== YOUR INSTRUCTIONS ==
Transcribe the records below exactly.

== MATERIAL TO PROCESS ==
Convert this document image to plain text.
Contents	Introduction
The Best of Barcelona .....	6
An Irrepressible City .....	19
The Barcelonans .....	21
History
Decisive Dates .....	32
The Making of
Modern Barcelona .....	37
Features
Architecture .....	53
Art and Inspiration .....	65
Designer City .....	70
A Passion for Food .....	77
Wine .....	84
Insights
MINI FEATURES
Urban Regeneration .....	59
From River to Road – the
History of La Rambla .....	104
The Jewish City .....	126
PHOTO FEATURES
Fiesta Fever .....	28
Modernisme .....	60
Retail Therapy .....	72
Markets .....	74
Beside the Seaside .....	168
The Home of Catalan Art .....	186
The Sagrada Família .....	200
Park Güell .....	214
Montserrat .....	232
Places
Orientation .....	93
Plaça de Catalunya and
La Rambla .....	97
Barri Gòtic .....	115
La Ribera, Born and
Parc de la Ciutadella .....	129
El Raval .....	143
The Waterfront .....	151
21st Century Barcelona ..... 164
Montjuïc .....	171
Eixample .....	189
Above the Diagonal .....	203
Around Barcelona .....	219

== RESULT OF THE EXERCISE ==
Convert this document image to plain text.
Contents	Introduction
The Best of Barcelona .....	6
An Irrepressible City .....	19
The Barcelonans .....	21
History
Decisive Dates .....	32
The Making of
Modern Barcelona .....	37
Features
Architecture .....	53
Art and Inspiration .....	65
Designer City .....	70
A Passion for Food .....	77
Wine .....	84
Insights
MINI FEATURES
Urban Regeneration .....	59
From River to Road – the
History of La Rambla .....	104
The Jewish City .....	126
PHOTO FEATURES
Fiesta Fever .....	28
Modernisme .....	60
Retail Therapy .....	72
Markets .....	74
Beside the Seaside .....	168
The Home of Catalan Art .....	186
The Sagrada Família .....	200
Park Güell .....	214
Montserrat .....	232
Places
Orientation .....	93
Plaça de Catalunya and
La Rambla .....	97
Barri Gòtic .....	115
La Ribera, Born and
Parc de la Ciutadella .....	129
El Raval .....	143
The Waterfront .....	151
21st Century Barcelona ..... 164
Montjuïc .....	171
Eixample .....	189
Above the Diagonal .....	203
Around Barcelona .....	219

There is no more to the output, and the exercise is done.